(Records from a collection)
----------------------------------------
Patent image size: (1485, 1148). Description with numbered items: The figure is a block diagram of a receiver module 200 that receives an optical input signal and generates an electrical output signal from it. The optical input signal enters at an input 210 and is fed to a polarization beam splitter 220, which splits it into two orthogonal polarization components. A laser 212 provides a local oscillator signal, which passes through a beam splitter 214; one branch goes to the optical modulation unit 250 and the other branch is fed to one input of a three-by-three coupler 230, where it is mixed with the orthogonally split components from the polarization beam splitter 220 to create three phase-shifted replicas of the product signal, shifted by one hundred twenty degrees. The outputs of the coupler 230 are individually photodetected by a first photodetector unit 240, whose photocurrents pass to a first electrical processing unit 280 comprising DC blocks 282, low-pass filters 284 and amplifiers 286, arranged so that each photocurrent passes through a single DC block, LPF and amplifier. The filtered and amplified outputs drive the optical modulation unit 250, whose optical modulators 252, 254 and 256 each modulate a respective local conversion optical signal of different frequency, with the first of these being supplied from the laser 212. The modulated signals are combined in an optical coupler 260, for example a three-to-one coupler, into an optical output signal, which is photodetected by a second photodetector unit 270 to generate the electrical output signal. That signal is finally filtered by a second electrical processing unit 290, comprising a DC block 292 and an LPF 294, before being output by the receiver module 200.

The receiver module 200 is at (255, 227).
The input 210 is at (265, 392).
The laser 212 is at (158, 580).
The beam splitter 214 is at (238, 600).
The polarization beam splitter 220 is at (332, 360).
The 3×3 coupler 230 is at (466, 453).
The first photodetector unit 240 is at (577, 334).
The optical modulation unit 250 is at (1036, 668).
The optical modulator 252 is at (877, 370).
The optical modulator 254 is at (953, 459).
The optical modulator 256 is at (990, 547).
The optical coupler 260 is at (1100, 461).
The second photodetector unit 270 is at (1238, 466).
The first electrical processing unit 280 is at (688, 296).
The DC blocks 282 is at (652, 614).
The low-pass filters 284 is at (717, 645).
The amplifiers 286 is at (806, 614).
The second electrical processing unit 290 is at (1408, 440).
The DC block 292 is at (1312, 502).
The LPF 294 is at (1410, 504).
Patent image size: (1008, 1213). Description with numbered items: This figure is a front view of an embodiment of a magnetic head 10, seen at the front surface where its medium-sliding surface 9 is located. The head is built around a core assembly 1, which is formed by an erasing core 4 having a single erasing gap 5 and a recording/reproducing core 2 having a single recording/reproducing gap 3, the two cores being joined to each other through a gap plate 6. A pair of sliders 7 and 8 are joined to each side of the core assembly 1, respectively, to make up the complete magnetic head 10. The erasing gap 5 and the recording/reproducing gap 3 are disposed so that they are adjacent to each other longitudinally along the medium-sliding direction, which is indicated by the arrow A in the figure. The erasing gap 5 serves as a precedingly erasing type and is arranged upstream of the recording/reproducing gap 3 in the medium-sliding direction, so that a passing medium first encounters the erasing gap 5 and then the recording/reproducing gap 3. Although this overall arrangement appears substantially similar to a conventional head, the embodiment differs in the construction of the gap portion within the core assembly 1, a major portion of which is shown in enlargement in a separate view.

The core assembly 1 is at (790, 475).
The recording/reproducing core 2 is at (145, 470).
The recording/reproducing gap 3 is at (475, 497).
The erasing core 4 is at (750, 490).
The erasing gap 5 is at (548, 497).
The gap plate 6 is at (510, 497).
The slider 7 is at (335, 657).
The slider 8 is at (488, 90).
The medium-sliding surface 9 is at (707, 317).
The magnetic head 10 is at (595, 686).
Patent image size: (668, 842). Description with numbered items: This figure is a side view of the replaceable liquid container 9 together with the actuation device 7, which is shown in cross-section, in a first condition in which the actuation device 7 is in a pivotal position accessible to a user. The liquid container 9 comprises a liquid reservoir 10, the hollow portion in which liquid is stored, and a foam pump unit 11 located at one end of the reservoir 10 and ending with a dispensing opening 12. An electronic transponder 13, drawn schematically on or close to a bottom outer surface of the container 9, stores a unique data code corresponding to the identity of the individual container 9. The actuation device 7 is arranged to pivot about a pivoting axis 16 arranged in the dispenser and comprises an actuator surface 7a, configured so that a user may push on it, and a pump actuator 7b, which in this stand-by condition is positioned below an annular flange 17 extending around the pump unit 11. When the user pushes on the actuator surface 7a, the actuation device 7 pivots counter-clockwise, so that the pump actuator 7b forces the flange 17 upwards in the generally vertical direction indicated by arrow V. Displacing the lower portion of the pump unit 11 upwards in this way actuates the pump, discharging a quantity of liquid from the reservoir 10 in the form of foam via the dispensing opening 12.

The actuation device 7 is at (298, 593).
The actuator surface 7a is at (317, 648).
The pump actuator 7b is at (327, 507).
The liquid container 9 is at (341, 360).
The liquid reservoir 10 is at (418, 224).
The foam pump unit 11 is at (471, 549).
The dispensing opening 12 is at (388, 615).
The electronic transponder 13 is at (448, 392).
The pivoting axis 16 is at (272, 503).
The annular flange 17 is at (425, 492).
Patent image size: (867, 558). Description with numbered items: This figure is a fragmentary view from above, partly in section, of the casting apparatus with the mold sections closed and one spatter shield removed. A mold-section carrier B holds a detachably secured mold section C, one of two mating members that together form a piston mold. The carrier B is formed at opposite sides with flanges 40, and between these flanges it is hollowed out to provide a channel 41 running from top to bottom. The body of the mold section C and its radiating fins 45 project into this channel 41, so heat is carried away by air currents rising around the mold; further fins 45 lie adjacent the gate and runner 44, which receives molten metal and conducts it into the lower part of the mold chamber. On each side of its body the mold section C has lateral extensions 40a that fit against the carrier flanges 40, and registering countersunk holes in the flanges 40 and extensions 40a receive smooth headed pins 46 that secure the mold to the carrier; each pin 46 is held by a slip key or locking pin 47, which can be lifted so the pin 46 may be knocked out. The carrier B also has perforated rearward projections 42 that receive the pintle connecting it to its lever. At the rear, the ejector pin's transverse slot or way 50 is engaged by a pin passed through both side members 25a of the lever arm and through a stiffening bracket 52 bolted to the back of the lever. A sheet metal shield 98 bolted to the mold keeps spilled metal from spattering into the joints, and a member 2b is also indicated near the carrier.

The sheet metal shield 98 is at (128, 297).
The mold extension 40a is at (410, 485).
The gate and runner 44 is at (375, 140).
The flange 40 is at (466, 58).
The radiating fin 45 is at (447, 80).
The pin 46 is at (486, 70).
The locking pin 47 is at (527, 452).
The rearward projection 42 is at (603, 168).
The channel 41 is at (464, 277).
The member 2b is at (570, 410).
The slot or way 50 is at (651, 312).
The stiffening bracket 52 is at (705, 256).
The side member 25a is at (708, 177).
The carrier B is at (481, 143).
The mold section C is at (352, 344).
----------------------------------------
● Exercise prompt:
Please output the part of the records above that opens with the line containing "Patent image size: (1008, 1213)." and closes with the line containing "The recording/reproducing core" as a Markdown table with the columns Row and Line, numbering each row and skipping blank lines.

● Completed exercise:
| Row | Line |
|---|---|
| 1 | Patent image size: (1008, 1213). Description with numbered items: This figure is a front view of an embodiment of a magnetic head 10, seen at the front surface where its medium-sliding surface 9 is located. The head is built around a core assembly 1, which is formed by an erasing core 4 having a single erasing gap 5 and a recording/reproducing core 2 having a single recording/reproducing gap 3, the two cores being joined to each other through a gap plate 6. A pair of sliders 7 and 8 are joined to each side of the core assembly 1, respectively, to make up the complete magnetic head 10. The erasing gap 5 and the recording/reproducing gap 3 are disposed so that they are adjacent to each other longitudinally along the medium-sliding direction, which is indicated by the arrow A in the figure. The erasing gap 5 serves as a precedingly erasing type and is arranged upstream of the recording/reproducing gap 3 in the medium-sliding direction, so that a passing medium first encounters the erasing gap 5 and then the recording/reproducing gap 3. Although this overall arrangement appears substantially similar to a conventional head, the embodiment differs in the construction of the gap portion within the core assembly 1, a major portion of which is shown in enlargement in a separate view. |
| 2 | The core assembly 1 is at (790, 475). |
| 3 | The recording/reproducing core 2 is at (145, 470). |